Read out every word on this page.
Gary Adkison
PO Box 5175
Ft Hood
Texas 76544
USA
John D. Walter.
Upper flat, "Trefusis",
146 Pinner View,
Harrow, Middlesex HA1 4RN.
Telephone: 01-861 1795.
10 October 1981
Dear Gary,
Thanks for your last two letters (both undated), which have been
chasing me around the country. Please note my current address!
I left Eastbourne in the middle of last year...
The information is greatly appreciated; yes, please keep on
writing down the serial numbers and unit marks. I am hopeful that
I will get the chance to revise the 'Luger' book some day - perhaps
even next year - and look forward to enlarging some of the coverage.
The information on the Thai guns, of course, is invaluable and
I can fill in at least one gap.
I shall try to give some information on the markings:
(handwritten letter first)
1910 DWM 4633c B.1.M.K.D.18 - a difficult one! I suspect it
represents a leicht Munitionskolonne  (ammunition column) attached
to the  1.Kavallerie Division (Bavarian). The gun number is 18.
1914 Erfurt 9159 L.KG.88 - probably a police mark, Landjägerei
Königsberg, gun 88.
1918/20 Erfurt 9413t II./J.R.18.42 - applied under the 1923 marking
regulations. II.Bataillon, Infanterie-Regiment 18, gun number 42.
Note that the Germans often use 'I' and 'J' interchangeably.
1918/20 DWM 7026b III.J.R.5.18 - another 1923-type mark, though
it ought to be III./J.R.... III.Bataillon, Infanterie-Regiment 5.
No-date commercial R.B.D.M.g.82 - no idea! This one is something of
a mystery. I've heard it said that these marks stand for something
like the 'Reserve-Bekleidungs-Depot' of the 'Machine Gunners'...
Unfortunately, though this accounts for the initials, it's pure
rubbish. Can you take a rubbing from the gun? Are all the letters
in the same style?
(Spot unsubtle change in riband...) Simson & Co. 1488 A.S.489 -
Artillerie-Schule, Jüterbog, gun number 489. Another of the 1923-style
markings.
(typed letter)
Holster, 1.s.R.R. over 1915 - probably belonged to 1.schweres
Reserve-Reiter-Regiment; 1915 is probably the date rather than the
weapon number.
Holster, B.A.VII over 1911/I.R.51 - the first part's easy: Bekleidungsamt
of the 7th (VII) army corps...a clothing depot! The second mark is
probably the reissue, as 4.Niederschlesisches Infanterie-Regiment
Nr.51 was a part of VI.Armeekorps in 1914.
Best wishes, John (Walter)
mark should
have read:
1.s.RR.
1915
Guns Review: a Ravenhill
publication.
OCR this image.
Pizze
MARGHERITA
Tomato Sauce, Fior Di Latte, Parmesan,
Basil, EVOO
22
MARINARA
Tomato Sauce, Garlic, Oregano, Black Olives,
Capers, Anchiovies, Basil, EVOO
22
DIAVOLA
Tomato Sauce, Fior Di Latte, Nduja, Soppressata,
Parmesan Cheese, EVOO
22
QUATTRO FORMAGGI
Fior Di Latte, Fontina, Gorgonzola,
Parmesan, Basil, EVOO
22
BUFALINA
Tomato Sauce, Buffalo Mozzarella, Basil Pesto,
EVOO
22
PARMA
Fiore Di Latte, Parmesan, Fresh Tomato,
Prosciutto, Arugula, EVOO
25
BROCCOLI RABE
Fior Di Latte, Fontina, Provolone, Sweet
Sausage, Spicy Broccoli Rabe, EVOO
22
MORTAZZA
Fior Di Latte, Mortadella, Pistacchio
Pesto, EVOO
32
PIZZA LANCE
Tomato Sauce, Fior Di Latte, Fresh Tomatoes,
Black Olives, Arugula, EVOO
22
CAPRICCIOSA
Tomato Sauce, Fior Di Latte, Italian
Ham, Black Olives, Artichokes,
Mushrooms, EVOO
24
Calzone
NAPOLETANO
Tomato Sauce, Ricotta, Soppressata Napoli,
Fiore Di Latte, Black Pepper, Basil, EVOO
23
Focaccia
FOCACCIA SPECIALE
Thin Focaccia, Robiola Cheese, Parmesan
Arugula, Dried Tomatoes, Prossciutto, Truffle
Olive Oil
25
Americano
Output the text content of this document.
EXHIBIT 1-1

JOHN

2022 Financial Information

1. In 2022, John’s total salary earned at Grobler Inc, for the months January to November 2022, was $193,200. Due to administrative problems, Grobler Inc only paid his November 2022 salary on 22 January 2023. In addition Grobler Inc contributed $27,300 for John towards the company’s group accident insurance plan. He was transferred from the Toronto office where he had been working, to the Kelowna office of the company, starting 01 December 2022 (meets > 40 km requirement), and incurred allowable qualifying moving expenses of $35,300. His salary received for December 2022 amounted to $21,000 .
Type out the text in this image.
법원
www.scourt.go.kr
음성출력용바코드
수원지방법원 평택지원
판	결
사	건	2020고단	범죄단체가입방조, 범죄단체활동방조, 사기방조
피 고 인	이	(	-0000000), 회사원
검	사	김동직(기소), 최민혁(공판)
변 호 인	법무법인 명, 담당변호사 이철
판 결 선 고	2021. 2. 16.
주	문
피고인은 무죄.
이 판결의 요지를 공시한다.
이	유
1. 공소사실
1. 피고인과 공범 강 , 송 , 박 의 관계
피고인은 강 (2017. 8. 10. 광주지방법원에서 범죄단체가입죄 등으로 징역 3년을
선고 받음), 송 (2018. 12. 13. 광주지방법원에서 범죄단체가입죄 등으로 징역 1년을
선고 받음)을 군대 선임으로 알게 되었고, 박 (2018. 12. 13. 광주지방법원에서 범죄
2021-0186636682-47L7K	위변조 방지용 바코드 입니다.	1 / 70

+ + + + +

WHAT THE TASK ASKS
Please retype, exactly as written, every line from the line containing "Type out the text in this image." through the last line of the records above, including both of those lines, and nothing else.

ANSWER TO THIS EXERCISE
Type out the text in this image.
법원
www.scourt.go.kr
음성출력용바코드
수원지방법원 평택지원
판	결
사	건	2020고단	범죄단체가입방조, 범죄단체활동방조, 사기방조
피 고 인	이	(	-0000000), 회사원
검	사	김동직(기소), 최민혁(공판)
변 호 인	법무법인 명, 담당변호사 이철
판 결 선 고	2021. 2. 16.
주	문
피고인은 무죄.
이 판결의 요지를 공시한다.
이	유
1. 공소사실
1. 피고인과 공범 강 , 송 , 박 의 관계
피고인은 강 (2017. 8. 10. 광주지방법원에서 범죄단체가입죄 등으로 징역 3년을
선고 받음), 송 (2018. 12. 13. 광주지방법원에서 범죄단체가입죄 등으로 징역 1년을
선고 받음)을 군대 선임으로 알게 되었고, 박 (2018. 12. 13. 광주지방법원에서 범죄
2021-0186636682-47L7K	위변조 방지용 바코드 입니다.	1 / 70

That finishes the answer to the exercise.